▶ _PROBLEM TO SOLVE_
Transcribe the listing exactly, leaving out every picture.

########

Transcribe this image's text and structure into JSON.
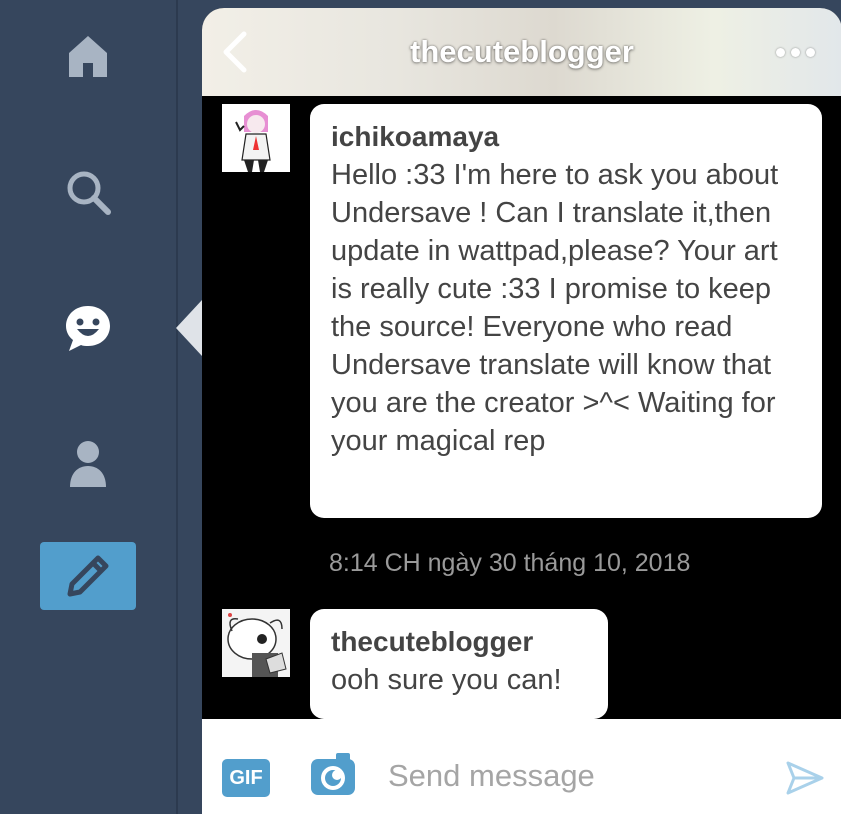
{
  "nav": {
    "items": [
      {
        "icon": "home-icon"
      },
      {
        "icon": "search-icon"
      },
      {
        "icon": "chat-icon",
        "active": true
      },
      {
        "icon": "account-icon"
      },
      {
        "icon": "compose-icon"
      }
    ],
    "colors": {
      "rail": "#36465d",
      "active": "#ffffff",
      "inactive": "#a8b4c3",
      "compose_bg": "#529ecc"
    }
  },
  "chat": {
    "title": "thecuteblogger",
    "messages": [
      {
        "sender": "ichikoamaya",
        "text": "Hello :33 I'm here to ask you about Undersave ! Can I translate it,then update in wattpad,please? Your art is really cute :33 I promise to keep the source! Everyone who read Undersave translate will know that you are the creator >^< Waiting for your magical rep"
      },
      {
        "sender": "thecuteblogger",
        "text": "ooh sure you can!"
      }
    ],
    "timestamp": "8:14 CH ngày 30 tháng 10, 2018"
  },
  "composer": {
    "gif_label": "GIF",
    "placeholder": "Send message",
    "value": ""
  }
}
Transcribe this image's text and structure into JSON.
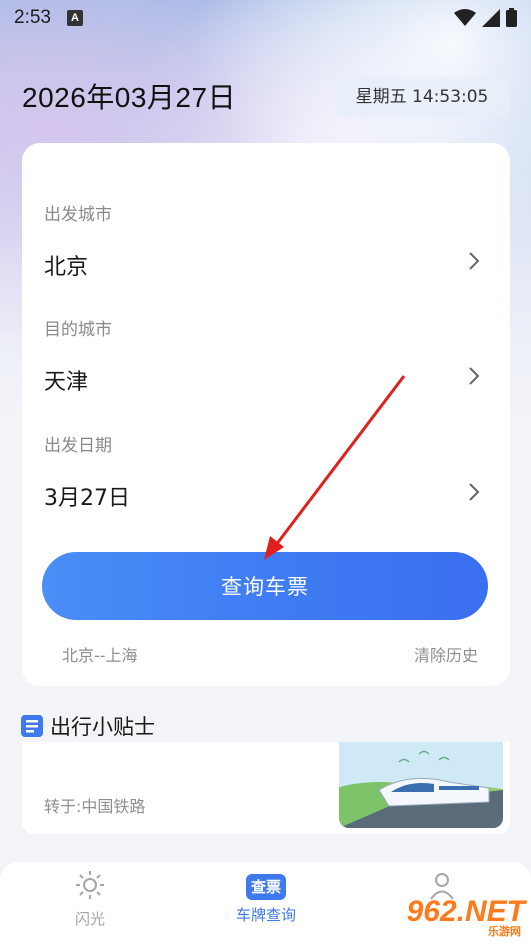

########

▶ _EXERCISE RESPONSE_
Transcribe this image's text and structure into JSON.
{
  "nav": {
    "items": [
      {
        "icon": "home-icon"
      },
      {
        "icon": "search-icon"
      },
      {
        "icon": "chat-icon",
        "active": true
      },
      {
        "icon": "account-icon"
      },
      {
        "icon": "compose-icon"
      }
    ],
    "colors": {
      "rail": "#36465d",
      "active": "#ffffff",
      "inactive": "#a8b4c3",
      "compose_bg": "#529ecc"
    }
  },
  "chat": {
    "title": "thecuteblogger",
    "messages": [
      {
        "sender": "ichikoamaya",
        "text": "Hello :33 I'm here to ask you about Undersave ! Can I translate it,then update in wattpad,please? Your art is really cute :33 I promise to keep the source! Everyone who read Undersave translate will know that you are the creator >^< Waiting for your magical rep"
      },
      {
        "sender": "thecuteblogger",
        "text": "ooh sure you can!"
      }
    ],
    "timestamp": "8:14 CH ngày 30 tháng 10, 2018"
  },
  "composer": {
    "gif_label": "GIF",
    "placeholder": "Send message",
    "value": ""
  }
}
Transcribe this image's text and structure into JSON.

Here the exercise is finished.